[Start of GIVEN RECORDS]

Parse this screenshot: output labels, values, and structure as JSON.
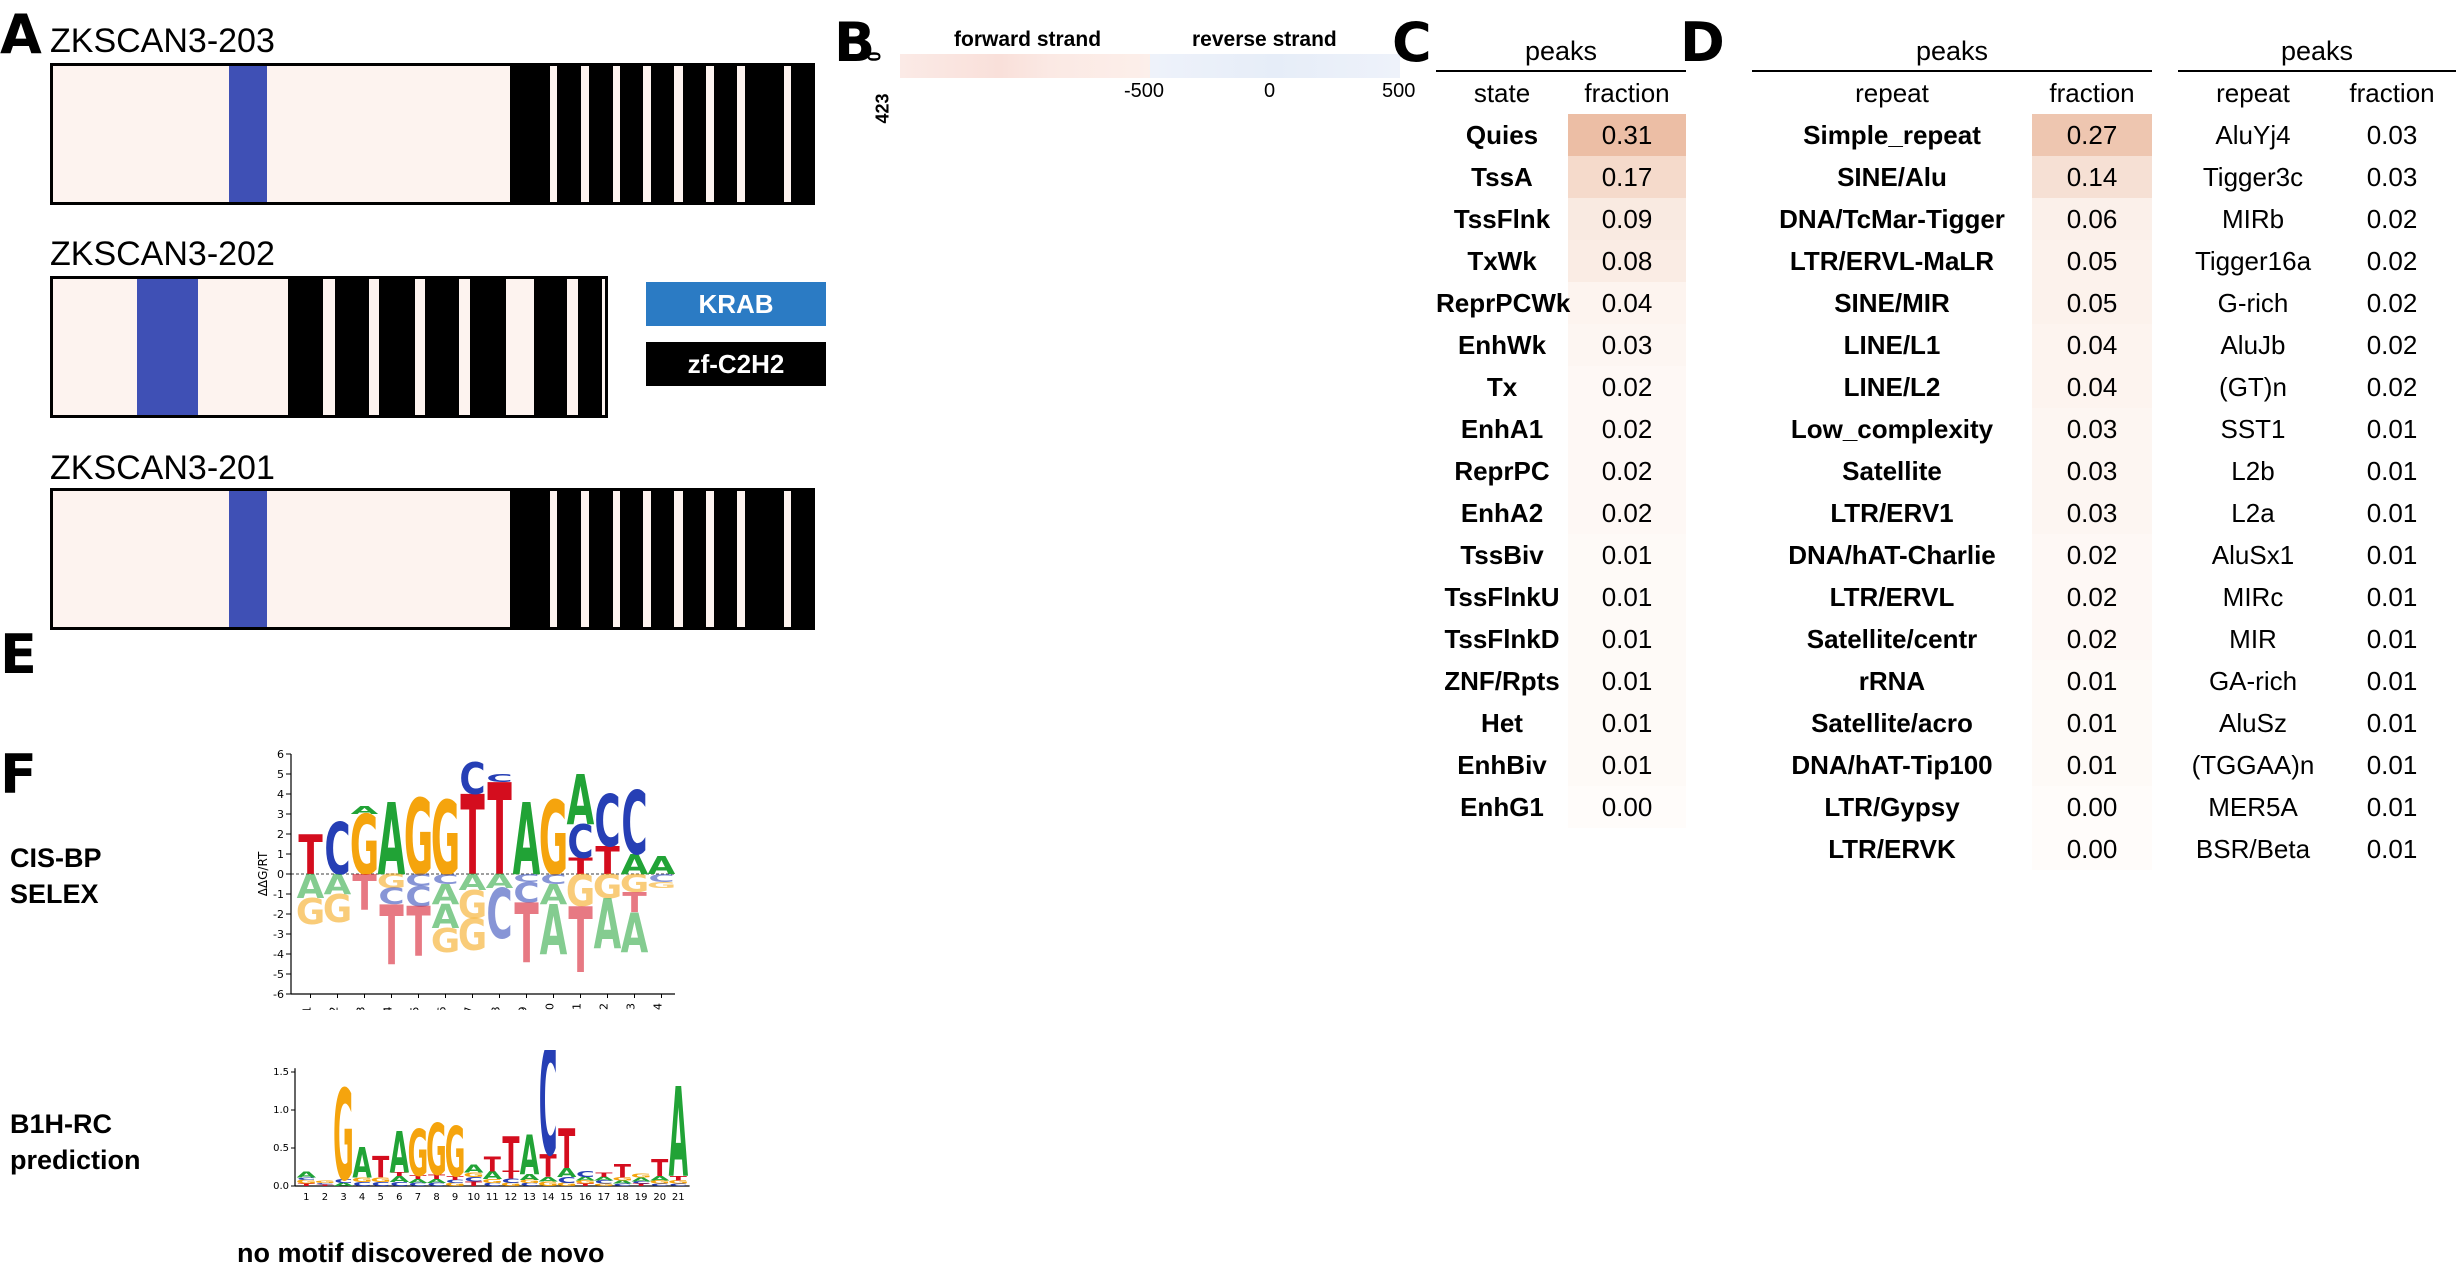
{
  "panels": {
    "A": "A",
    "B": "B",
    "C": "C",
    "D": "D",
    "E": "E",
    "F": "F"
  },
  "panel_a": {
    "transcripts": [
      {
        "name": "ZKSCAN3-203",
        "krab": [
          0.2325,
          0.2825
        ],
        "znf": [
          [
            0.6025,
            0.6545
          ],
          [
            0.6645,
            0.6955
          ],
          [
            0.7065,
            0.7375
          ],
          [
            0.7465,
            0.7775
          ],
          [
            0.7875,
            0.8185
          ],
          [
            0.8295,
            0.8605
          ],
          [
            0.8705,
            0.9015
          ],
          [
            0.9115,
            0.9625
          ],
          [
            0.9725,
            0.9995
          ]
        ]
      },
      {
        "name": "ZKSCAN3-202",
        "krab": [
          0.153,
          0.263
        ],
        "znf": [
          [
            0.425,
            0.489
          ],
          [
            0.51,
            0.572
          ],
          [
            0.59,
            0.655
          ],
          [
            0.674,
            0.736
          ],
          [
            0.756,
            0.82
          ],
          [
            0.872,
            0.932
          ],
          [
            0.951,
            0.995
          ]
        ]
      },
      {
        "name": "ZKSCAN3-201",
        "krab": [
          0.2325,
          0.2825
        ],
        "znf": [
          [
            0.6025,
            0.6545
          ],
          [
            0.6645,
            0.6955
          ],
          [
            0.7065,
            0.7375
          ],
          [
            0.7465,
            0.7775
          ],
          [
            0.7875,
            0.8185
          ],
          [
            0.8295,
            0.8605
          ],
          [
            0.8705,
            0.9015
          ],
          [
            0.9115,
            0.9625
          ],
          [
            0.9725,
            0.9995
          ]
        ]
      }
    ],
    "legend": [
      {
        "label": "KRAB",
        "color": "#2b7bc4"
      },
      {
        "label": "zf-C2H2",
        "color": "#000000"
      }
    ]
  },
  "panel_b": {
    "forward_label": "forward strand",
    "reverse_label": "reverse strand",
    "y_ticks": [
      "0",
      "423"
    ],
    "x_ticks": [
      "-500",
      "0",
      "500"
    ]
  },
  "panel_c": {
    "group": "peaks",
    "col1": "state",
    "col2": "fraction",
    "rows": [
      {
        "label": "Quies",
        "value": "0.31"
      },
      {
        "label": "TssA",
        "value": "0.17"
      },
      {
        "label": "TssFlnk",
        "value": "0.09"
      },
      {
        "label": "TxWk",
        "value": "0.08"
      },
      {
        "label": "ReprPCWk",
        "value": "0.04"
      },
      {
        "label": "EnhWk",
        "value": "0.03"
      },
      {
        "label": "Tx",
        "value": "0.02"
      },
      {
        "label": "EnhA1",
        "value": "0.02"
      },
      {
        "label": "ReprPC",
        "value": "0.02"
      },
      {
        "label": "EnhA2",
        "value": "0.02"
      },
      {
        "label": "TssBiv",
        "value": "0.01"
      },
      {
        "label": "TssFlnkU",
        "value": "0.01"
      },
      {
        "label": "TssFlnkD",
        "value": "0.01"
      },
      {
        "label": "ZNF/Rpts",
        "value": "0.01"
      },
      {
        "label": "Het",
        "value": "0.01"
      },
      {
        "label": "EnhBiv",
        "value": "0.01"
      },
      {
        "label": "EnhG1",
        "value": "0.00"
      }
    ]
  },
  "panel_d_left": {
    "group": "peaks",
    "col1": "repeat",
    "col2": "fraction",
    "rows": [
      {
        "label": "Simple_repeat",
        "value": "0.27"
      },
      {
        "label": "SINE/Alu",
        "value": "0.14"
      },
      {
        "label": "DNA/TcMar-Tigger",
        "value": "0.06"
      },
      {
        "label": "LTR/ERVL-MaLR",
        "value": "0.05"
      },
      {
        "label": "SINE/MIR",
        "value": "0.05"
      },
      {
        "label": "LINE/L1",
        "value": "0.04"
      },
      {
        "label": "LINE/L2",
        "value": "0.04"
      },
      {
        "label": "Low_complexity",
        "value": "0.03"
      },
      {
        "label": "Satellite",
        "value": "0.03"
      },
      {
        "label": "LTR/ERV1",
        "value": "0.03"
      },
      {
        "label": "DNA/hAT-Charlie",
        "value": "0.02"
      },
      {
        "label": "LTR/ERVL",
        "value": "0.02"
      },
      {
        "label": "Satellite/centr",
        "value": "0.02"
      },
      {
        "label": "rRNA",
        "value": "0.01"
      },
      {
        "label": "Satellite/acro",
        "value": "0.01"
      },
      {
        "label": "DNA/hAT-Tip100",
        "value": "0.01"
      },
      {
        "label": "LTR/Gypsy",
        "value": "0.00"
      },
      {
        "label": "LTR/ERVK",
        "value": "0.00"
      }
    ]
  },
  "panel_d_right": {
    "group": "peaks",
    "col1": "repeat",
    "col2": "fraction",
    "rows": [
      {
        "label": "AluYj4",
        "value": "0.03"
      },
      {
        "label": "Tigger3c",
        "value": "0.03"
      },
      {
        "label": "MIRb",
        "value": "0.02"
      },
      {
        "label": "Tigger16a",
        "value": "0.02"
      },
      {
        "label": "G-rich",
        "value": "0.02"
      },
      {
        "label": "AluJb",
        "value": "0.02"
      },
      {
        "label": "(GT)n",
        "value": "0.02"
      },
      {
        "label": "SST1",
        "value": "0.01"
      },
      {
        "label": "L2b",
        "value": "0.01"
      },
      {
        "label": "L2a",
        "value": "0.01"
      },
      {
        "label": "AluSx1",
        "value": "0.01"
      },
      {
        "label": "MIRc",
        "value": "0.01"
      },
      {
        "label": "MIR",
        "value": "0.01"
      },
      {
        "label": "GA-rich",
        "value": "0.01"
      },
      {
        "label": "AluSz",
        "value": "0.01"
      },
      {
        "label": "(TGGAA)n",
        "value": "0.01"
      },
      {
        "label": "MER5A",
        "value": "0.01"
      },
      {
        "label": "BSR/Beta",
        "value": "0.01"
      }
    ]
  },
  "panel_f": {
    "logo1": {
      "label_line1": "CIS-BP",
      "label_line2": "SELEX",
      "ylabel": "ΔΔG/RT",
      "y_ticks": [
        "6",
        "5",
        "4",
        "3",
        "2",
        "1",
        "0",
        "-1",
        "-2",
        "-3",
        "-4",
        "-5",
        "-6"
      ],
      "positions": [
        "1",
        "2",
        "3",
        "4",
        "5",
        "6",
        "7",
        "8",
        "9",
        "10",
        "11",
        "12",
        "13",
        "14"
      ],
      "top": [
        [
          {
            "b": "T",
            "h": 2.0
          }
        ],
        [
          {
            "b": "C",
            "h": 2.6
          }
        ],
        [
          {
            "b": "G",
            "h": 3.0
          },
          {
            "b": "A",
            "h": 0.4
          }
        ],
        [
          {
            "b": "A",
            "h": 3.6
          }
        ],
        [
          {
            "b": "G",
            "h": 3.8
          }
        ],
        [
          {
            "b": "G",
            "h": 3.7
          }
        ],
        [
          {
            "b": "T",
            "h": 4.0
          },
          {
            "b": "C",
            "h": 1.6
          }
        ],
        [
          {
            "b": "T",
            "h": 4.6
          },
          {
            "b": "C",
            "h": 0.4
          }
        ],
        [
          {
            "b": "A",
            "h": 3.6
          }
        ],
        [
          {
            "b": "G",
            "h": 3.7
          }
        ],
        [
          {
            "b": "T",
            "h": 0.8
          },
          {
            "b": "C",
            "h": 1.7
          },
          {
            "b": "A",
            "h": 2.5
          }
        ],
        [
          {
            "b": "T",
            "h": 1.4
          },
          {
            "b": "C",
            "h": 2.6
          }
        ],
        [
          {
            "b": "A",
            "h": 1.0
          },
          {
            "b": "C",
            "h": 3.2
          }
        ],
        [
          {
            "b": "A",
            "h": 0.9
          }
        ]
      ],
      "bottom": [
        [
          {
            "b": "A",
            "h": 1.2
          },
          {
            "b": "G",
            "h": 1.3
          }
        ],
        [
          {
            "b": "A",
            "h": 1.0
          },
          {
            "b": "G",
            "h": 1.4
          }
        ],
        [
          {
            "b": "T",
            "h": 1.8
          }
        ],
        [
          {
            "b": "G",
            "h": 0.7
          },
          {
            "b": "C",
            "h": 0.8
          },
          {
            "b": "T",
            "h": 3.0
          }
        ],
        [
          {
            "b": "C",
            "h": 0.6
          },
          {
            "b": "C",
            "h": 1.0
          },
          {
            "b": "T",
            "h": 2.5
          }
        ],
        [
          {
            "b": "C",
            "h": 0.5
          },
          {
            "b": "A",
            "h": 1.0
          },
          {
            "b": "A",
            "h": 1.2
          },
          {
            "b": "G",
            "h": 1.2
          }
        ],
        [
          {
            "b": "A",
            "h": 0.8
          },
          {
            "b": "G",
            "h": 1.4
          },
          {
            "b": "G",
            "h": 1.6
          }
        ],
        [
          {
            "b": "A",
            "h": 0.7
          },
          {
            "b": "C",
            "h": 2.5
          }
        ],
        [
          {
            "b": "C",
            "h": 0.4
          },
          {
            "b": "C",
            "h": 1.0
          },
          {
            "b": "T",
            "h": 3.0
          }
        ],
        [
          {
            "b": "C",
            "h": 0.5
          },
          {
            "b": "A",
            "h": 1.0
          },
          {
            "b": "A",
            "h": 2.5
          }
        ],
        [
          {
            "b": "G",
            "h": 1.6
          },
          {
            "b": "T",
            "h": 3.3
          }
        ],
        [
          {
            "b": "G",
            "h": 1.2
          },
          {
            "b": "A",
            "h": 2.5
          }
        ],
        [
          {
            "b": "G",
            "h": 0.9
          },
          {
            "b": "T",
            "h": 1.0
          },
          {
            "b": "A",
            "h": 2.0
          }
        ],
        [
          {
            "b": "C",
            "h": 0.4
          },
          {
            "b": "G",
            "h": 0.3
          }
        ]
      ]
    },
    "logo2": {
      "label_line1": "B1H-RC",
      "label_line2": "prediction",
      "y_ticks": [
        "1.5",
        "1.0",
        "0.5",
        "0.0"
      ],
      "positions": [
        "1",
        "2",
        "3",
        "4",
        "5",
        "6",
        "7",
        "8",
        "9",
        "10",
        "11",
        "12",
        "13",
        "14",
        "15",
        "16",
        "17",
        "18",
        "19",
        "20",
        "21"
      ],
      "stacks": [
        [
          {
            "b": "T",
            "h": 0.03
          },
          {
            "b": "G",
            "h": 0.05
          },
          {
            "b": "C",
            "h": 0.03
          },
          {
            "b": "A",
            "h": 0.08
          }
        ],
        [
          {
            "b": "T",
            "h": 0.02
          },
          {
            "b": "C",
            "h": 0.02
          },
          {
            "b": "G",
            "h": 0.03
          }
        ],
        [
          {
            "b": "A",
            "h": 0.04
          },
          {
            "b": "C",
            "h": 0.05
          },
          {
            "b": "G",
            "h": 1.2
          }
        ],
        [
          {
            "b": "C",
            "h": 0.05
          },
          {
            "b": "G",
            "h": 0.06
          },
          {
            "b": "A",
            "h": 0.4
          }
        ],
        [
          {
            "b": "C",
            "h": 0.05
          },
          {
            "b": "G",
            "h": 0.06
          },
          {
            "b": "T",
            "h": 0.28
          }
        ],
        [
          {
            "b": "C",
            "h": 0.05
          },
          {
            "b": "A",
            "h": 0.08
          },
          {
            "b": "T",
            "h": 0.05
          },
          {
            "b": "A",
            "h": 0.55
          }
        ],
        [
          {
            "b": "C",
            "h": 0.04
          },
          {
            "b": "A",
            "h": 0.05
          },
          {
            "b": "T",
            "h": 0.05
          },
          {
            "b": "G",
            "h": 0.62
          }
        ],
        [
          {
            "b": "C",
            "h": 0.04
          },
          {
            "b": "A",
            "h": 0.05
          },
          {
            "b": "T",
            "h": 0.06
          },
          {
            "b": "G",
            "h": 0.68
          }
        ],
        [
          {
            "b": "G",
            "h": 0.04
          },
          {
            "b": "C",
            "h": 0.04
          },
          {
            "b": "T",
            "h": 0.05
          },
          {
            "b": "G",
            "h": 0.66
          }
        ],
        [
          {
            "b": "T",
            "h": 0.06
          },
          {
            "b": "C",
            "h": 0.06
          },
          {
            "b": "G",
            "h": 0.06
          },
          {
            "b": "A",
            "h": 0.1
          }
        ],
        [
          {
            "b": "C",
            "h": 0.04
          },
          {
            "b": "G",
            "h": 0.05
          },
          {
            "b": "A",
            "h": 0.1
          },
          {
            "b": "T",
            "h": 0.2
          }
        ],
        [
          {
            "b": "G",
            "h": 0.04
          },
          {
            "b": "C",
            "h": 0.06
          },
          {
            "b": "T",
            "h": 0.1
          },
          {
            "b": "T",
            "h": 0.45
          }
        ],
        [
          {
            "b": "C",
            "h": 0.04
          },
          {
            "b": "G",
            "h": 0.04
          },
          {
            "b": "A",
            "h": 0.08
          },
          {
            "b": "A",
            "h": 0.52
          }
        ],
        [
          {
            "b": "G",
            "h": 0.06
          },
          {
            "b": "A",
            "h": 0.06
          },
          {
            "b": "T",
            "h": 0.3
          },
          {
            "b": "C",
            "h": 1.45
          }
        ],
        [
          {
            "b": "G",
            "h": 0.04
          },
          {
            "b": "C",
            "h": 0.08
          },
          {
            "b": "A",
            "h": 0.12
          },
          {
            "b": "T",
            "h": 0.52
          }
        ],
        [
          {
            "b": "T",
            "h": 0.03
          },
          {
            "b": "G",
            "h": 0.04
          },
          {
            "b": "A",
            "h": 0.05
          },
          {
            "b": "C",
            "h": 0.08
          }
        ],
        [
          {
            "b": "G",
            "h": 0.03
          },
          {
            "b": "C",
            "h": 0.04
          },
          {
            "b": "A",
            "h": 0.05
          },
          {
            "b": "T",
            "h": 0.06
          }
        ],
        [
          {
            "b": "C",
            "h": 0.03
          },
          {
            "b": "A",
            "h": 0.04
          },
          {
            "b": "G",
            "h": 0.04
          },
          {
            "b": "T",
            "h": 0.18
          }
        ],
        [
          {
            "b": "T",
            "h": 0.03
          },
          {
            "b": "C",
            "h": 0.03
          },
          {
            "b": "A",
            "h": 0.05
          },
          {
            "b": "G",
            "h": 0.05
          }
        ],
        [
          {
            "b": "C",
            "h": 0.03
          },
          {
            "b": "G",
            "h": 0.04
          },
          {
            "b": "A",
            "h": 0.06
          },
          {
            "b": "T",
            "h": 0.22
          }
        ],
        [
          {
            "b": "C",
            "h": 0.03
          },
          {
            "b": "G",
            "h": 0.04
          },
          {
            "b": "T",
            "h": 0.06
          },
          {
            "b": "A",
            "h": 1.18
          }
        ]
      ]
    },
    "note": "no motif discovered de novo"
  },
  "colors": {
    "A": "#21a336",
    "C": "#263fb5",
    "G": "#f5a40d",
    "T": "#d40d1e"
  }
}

[End of GIVEN RECORDS]

INSTRUCTION:
State the number of lines above that hold the string "Satellite", with nothing added.

SOLUTION FOR THIS PROBLEM:
3